WHAT THE TASK REQUIRES: Every record must appear in your copy exactly as written, with no pictures.

## begin RAW DATA

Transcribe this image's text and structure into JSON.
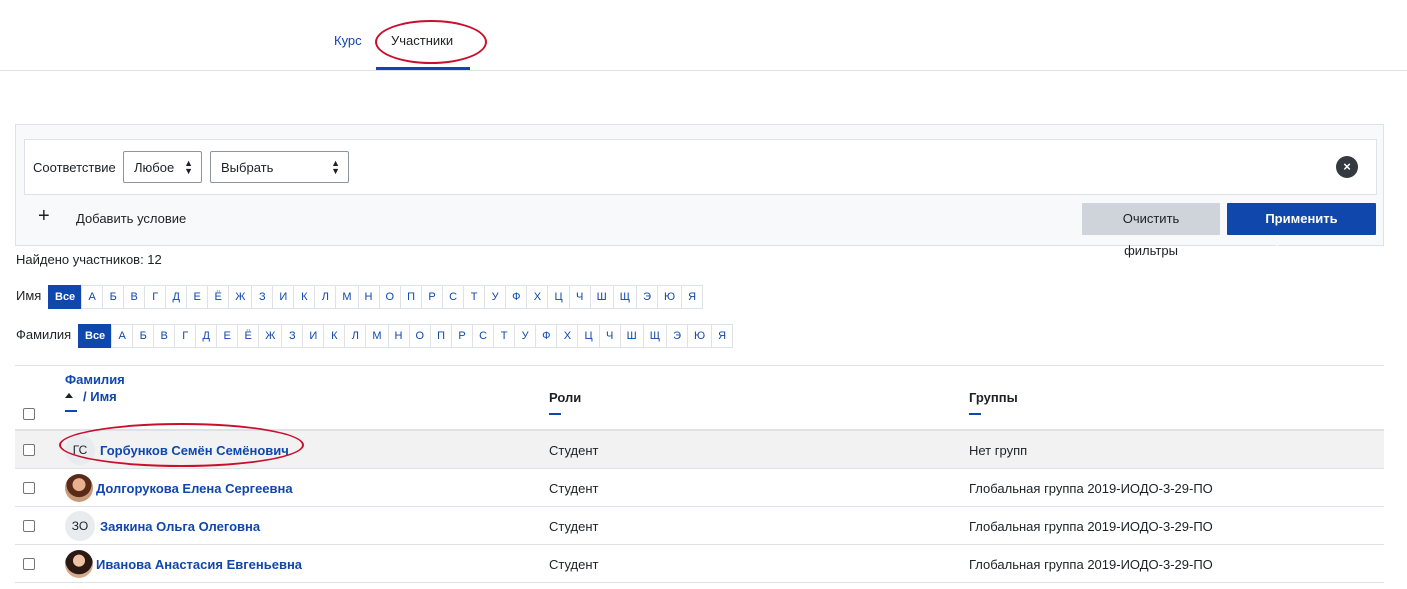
{
  "tabs": {
    "course": "Курс",
    "participants": "Участники"
  },
  "filter": {
    "match_label": "Соответствие",
    "match_value": "Любое",
    "type_value": "Выбрать",
    "add_condition": "Добавить условие",
    "clear_button": "Очистить фильтры",
    "apply_button": "Применить фильтры"
  },
  "found_text": "Найдено участников: 12",
  "initials": {
    "first_label": "Имя",
    "last_label": "Фамилия",
    "all": "Все",
    "letters": [
      "А",
      "Б",
      "В",
      "Г",
      "Д",
      "Е",
      "Ё",
      "Ж",
      "З",
      "И",
      "К",
      "Л",
      "М",
      "Н",
      "О",
      "П",
      "Р",
      "С",
      "Т",
      "У",
      "Ф",
      "Х",
      "Ц",
      "Ч",
      "Ш",
      "Щ",
      "Э",
      "Ю",
      "Я"
    ]
  },
  "table": {
    "headers": {
      "lastname": "Фамилия",
      "firstname": "/ Имя",
      "roles": "Роли",
      "groups": "Группы"
    },
    "rows": [
      {
        "initials": "ГС",
        "name": "Горбунков Семён Семёнович",
        "role": "Студент",
        "group": "Нет групп"
      },
      {
        "initials": "",
        "name": "Долгорукова Елена Сергеевна",
        "role": "Студент",
        "group": "Глобальная группа 2019-ИОДО-3-29-ПО"
      },
      {
        "initials": "ЗО",
        "name": "Заякина Ольга Олеговна",
        "role": "Студент",
        "group": "Глобальная группа 2019-ИОДО-3-29-ПО"
      },
      {
        "initials": "",
        "name": "Иванова Анастасия Евгеньевна",
        "role": "Студент",
        "group": "Глобальная группа 2019-ИОДО-3-29-ПО"
      }
    ]
  },
  "colors": {
    "primary": "#0f47ad",
    "annotation": "#c8102e"
  }
}
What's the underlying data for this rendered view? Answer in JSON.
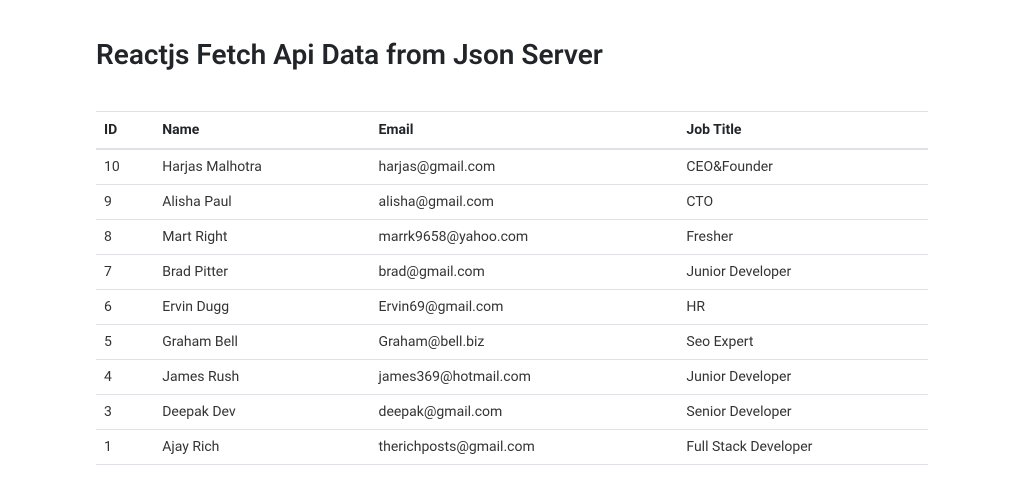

## end RAW DATA

THE RESULT:
Transcribe this image's text and structure into JSON.
{
  "tabs": {
    "course": "Курс",
    "participants": "Участники"
  },
  "filter": {
    "match_label": "Соответствие",
    "match_value": "Любое",
    "type_value": "Выбрать",
    "add_condition": "Добавить условие",
    "clear_button": "Очистить фильтры",
    "apply_button": "Применить фильтры"
  },
  "found_text": "Найдено участников: 12",
  "initials": {
    "first_label": "Имя",
    "last_label": "Фамилия",
    "all": "Все",
    "letters": [
      "А",
      "Б",
      "В",
      "Г",
      "Д",
      "Е",
      "Ё",
      "Ж",
      "З",
      "И",
      "К",
      "Л",
      "М",
      "Н",
      "О",
      "П",
      "Р",
      "С",
      "Т",
      "У",
      "Ф",
      "Х",
      "Ц",
      "Ч",
      "Ш",
      "Щ",
      "Э",
      "Ю",
      "Я"
    ]
  },
  "table": {
    "headers": {
      "lastname": "Фамилия",
      "firstname": "/ Имя",
      "roles": "Роли",
      "groups": "Группы"
    },
    "rows": [
      {
        "initials": "ГС",
        "name": "Горбунков Семён Семёнович",
        "role": "Студент",
        "group": "Нет групп"
      },
      {
        "initials": "",
        "name": "Долгорукова Елена Сергеевна",
        "role": "Студент",
        "group": "Глобальная группа 2019-ИОДО-3-29-ПО"
      },
      {
        "initials": "ЗО",
        "name": "Заякина Ольга Олеговна",
        "role": "Студент",
        "group": "Глобальная группа 2019-ИОДО-3-29-ПО"
      },
      {
        "initials": "",
        "name": "Иванова Анастасия Евгеньевна",
        "role": "Студент",
        "group": "Глобальная группа 2019-ИОДО-3-29-ПО"
      }
    ]
  },
  "colors": {
    "primary": "#0f47ad",
    "annotation": "#c8102e"
  }
}
What's the underlying data for this rendered view? Answer in JSON.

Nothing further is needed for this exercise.